(Dataset listings of figures)
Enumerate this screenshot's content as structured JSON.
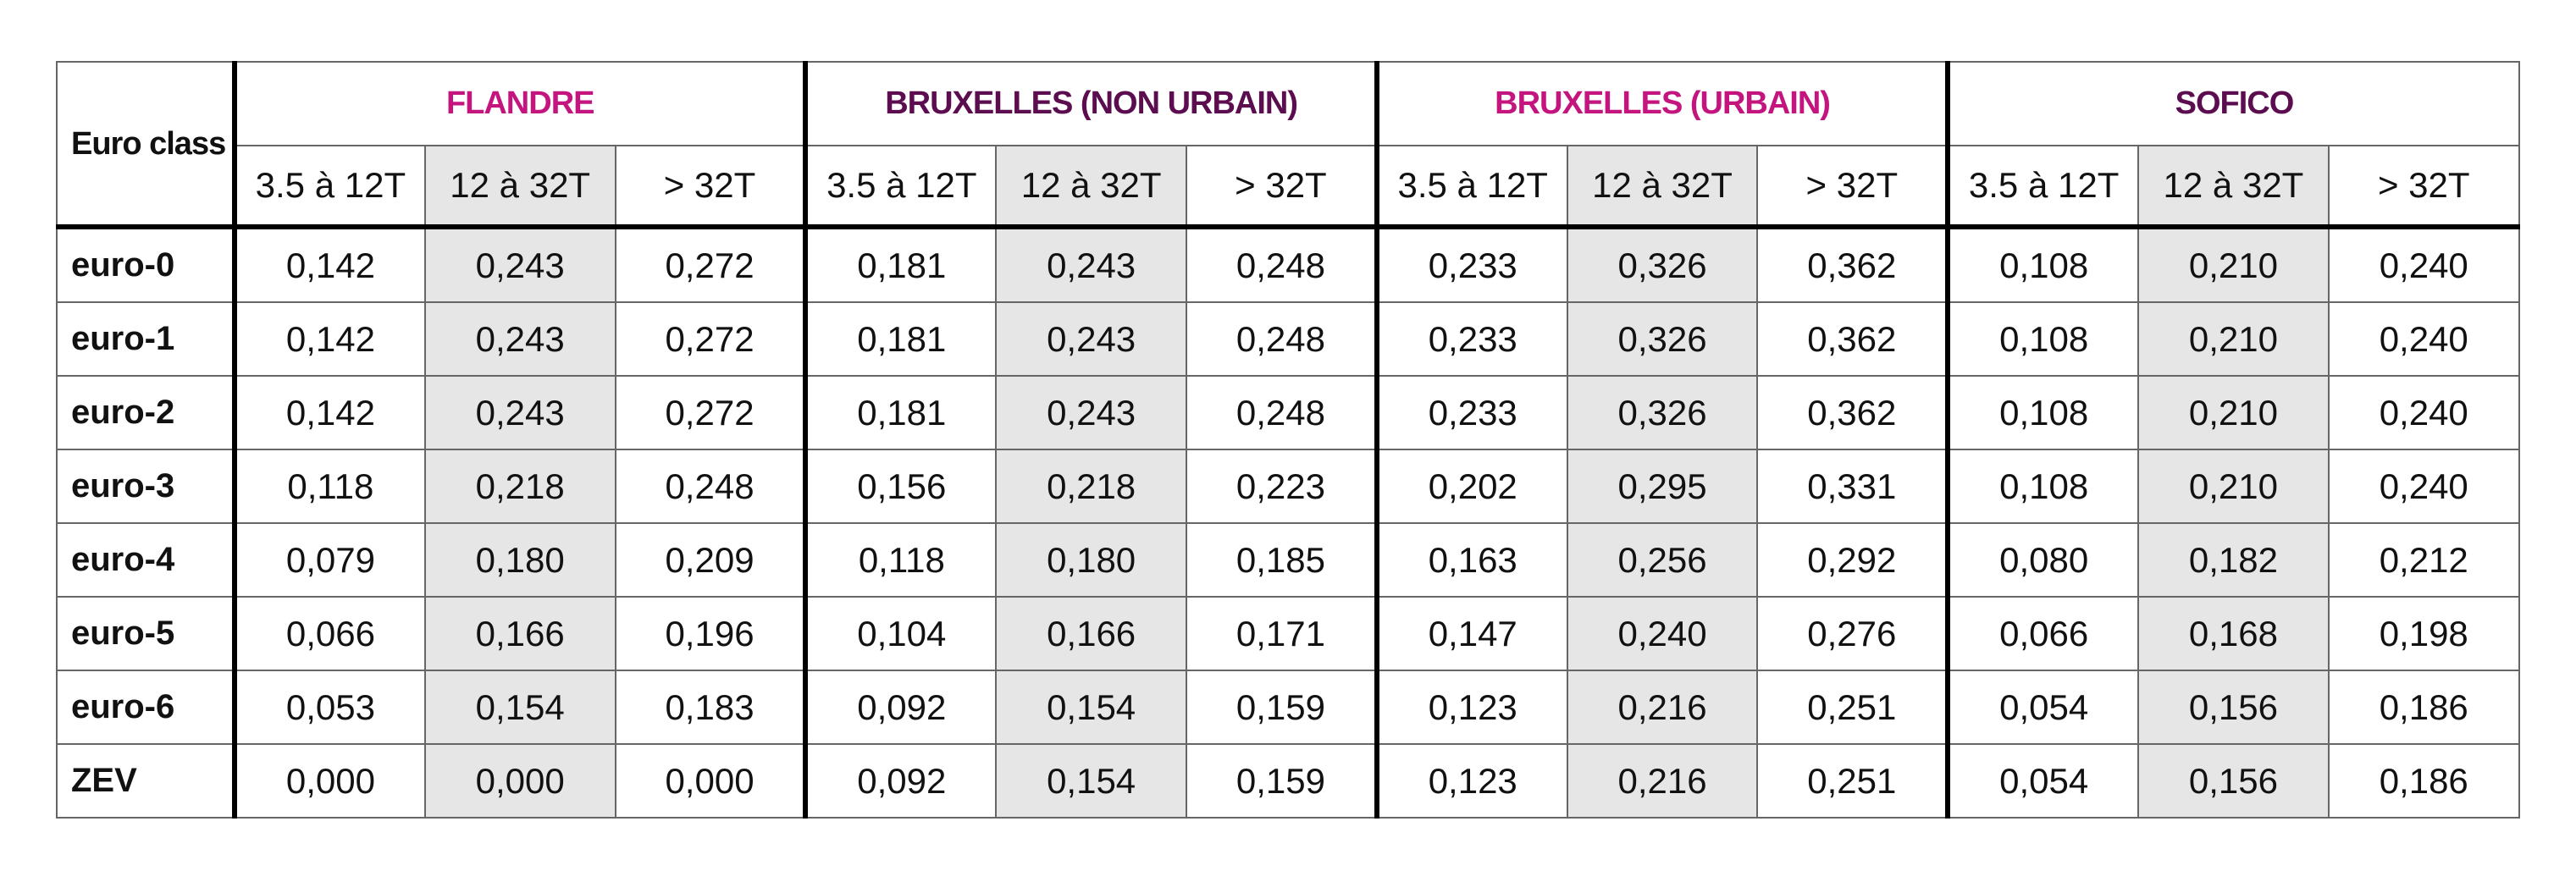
{
  "table": {
    "corner": "Euro class",
    "groups": [
      {
        "name": "FLANDRE",
        "color": "#c4157f"
      },
      {
        "name": "BRUXELLES (NON URBAIN)",
        "color": "#5c0d4f"
      },
      {
        "name": "BRUXELLES (URBAIN)",
        "color": "#c4157f"
      },
      {
        "name": "SOFICO",
        "color": "#5c0d4f"
      }
    ],
    "subcolumns": [
      [
        "3.5 à 12T",
        "12 à 32T",
        "> 32T"
      ],
      [
        "3.5 à 12T",
        "12 à 32T",
        "> 32T"
      ],
      [
        "3.5 à 12T",
        "12 à 32T",
        "> 32T"
      ],
      [
        "3.5 à 12T",
        "12 à 32T",
        "> 32T"
      ]
    ],
    "rows": [
      {
        "label": "euro-0",
        "cells": [
          "0,142",
          "0,243",
          "0,272",
          "0,181",
          "0,243",
          "0,248",
          "0,233",
          "0,326",
          "0,362",
          "0,108",
          "0,210",
          "0,240"
        ]
      },
      {
        "label": "euro-1",
        "cells": [
          "0,142",
          "0,243",
          "0,272",
          "0,181",
          "0,243",
          "0,248",
          "0,233",
          "0,326",
          "0,362",
          "0,108",
          "0,210",
          "0,240"
        ]
      },
      {
        "label": "euro-2",
        "cells": [
          "0,142",
          "0,243",
          "0,272",
          "0,181",
          "0,243",
          "0,248",
          "0,233",
          "0,326",
          "0,362",
          "0,108",
          "0,210",
          "0,240"
        ]
      },
      {
        "label": "euro-3",
        "cells": [
          "0,118",
          "0,218",
          "0,248",
          "0,156",
          "0,218",
          "0,223",
          "0,202",
          "0,295",
          "0,331",
          "0,108",
          "0,210",
          "0,240"
        ]
      },
      {
        "label": "euro-4",
        "cells": [
          "0,079",
          "0,180",
          "0,209",
          "0,118",
          "0,180",
          "0,185",
          "0,163",
          "0,256",
          "0,292",
          "0,080",
          "0,182",
          "0,212"
        ]
      },
      {
        "label": "euro-5",
        "cells": [
          "0,066",
          "0,166",
          "0,196",
          "0,104",
          "0,166",
          "0,171",
          "0,147",
          "0,240",
          "0,276",
          "0,066",
          "0,168",
          "0,198"
        ]
      },
      {
        "label": "euro-6",
        "cells": [
          "0,053",
          "0,154",
          "0,183",
          "0,092",
          "0,154",
          "0,159",
          "0,123",
          "0,216",
          "0,251",
          "0,054",
          "0,156",
          "0,186"
        ]
      },
      {
        "label": "ZEV",
        "cells": [
          "0,000",
          "0,000",
          "0,000",
          "0,092",
          "0,154",
          "0,159",
          "0,123",
          "0,216",
          "0,251",
          "0,054",
          "0,156",
          "0,186"
        ]
      }
    ]
  }
}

What the exercise asks >> Select, from the listing, all lines that include the word "name".

Solution to this problem >>
        "name": "FLANDRE",
        "name": "BRUXELLES (NON URBAIN)",
        "name": "BRUXELLES (URBAIN)",
        "name": "SOFICO",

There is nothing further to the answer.